══ SOURCE MATERIAL ══

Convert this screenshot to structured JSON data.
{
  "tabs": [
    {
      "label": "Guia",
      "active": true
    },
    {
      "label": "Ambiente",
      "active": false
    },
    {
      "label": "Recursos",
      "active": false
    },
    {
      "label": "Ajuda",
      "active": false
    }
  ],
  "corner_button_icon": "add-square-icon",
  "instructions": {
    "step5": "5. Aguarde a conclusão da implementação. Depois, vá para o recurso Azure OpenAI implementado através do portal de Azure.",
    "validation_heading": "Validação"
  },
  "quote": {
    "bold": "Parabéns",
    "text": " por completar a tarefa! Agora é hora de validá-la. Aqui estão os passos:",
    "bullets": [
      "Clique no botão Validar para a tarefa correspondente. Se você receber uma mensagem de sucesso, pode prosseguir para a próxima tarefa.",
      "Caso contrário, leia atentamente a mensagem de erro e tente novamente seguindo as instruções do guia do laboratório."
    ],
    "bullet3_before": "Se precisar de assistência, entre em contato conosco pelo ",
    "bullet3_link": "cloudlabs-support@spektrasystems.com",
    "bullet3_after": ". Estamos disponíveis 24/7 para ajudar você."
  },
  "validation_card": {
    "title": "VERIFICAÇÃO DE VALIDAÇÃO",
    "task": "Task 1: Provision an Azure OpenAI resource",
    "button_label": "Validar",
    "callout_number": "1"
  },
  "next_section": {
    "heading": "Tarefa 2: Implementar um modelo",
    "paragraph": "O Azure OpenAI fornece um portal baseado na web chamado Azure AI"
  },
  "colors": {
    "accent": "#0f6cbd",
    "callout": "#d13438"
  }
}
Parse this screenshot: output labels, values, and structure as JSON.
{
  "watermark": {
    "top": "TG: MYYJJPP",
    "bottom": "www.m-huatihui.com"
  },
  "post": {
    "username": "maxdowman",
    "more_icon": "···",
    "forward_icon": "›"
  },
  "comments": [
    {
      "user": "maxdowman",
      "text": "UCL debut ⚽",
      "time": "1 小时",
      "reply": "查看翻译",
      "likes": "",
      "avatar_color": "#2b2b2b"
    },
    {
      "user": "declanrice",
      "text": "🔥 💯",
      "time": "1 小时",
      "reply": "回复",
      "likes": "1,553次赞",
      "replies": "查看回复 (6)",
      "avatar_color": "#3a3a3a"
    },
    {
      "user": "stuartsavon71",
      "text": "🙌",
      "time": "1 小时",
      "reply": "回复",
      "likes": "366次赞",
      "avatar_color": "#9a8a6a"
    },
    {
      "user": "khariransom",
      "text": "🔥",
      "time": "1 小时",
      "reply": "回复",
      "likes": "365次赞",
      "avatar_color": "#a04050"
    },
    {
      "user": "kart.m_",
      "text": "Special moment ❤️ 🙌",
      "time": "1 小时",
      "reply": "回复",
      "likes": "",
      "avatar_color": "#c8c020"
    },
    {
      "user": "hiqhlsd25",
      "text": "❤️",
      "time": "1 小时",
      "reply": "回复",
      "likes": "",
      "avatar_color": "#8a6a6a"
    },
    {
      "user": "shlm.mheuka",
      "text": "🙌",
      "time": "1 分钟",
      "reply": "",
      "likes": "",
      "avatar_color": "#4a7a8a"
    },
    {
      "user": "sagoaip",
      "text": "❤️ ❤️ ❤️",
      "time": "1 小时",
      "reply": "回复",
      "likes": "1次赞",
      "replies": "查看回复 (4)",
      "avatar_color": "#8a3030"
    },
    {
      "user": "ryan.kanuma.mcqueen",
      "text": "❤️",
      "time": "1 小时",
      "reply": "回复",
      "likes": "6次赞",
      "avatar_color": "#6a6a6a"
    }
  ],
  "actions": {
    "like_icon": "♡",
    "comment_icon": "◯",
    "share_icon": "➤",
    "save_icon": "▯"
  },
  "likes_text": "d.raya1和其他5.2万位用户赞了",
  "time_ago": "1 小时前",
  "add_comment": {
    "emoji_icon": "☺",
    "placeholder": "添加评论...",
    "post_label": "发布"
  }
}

═══

Take the listing above and write it out again exactly.

Convert this screenshot to structured JSON data.
{
  "tabs": [
    {
      "label": "Guia",
      "active": true
    },
    {
      "label": "Ambiente",
      "active": false
    },
    {
      "label": "Recursos",
      "active": false
    },
    {
      "label": "Ajuda",
      "active": false
    }
  ],
  "corner_button_icon": "add-square-icon",
  "instructions": {
    "step5": "5. Aguarde a conclusão da implementação. Depois, vá para o recurso Azure OpenAI implementado através do portal de Azure.",
    "validation_heading": "Validação"
  },
  "quote": {
    "bold": "Parabéns",
    "text": " por completar a tarefa! Agora é hora de validá-la. Aqui estão os passos:",
    "bullets": [
      "Clique no botão Validar para a tarefa correspondente. Se você receber uma mensagem de sucesso, pode prosseguir para a próxima tarefa.",
      "Caso contrário, leia atentamente a mensagem de erro e tente novamente seguindo as instruções do guia do laboratório."
    ],
    "bullet3_before": "Se precisar de assistência, entre em contato conosco pelo ",
    "bullet3_link": "cloudlabs-support@spektrasystems.com",
    "bullet3_after": ". Estamos disponíveis 24/7 para ajudar você."
  },
  "validation_card": {
    "title": "VERIFICAÇÃO DE VALIDAÇÃO",
    "task": "Task 1: Provision an Azure OpenAI resource",
    "button_label": "Validar",
    "callout_number": "1"
  },
  "next_section": {
    "heading": "Tarefa 2: Implementar um modelo",
    "paragraph": "O Azure OpenAI fornece um portal baseado na web chamado Azure AI"
  },
  "colors": {
    "accent": "#0f6cbd",
    "callout": "#d13438"
  }
}
Parse this screenshot: output labels, values, and structure as JSON.
{
  "watermark": {
    "top": "TG: MYYJJPP",
    "bottom": "www.m-huatihui.com"
  },
  "post": {
    "username": "maxdowman",
    "more_icon": "···",
    "forward_icon": "›"
  },
  "comments": [
    {
      "user": "maxdowman",
      "text": "UCL debut ⚽",
      "time": "1 小时",
      "reply": "查看翻译",
      "likes": "",
      "avatar_color": "#2b2b2b"
    },
    {
      "user": "declanrice",
      "text": "🔥 💯",
      "time": "1 小时",
      "reply": "回复",
      "likes": "1,553次赞",
      "replies": "查看回复 (6)",
      "avatar_color": "#3a3a3a"
    },
    {
      "user": "stuartsavon71",
      "text": "🙌",
      "time": "1 小时",
      "reply": "回复",
      "likes": "366次赞",
      "avatar_color": "#9a8a6a"
    },
    {
      "user": "khariransom",
      "text": "🔥",
      "time": "1 小时",
      "reply": "回复",
      "likes": "365次赞",
      "avatar_color": "#a04050"
    },
    {
      "user": "kart.m_",
      "text": "Special moment ❤️ 🙌",
      "time": "1 小时",
      "reply": "回复",
      "likes": "",
      "avatar_color": "#c8c020"
    },
    {
      "user": "hiqhlsd25",
      "text": "❤️",
      "time": "1 小时",
      "reply": "回复",
      "likes": "",
      "avatar_color": "#8a6a6a"
    },
    {
      "user": "shlm.mheuka",
      "text": "🙌",
      "time": "1 分钟",
      "reply": "",
      "likes": "",
      "avatar_color": "#4a7a8a"
    },
    {
      "user": "sagoaip",
      "text": "❤️ ❤️ ❤️",
      "time": "1 小时",
      "reply": "回复",
      "likes": "1次赞",
      "replies": "查看回复 (4)",
      "avatar_color": "#8a3030"
    },
    {
      "user": "ryan.kanuma.mcqueen",
      "text": "❤️",
      "time": "1 小时",
      "reply": "回复",
      "likes": "6次赞",
      "avatar_color": "#6a6a6a"
    }
  ],
  "actions": {
    "like_icon": "♡",
    "comment_icon": "◯",
    "share_icon": "➤",
    "save_icon": "▯"
  },
  "likes_text": "d.raya1和其他5.2万位用户赞了",
  "time_ago": "1 小时前",
  "add_comment": {
    "emoji_icon": "☺",
    "placeholder": "添加评论...",
    "post_label": "发布"
  }
}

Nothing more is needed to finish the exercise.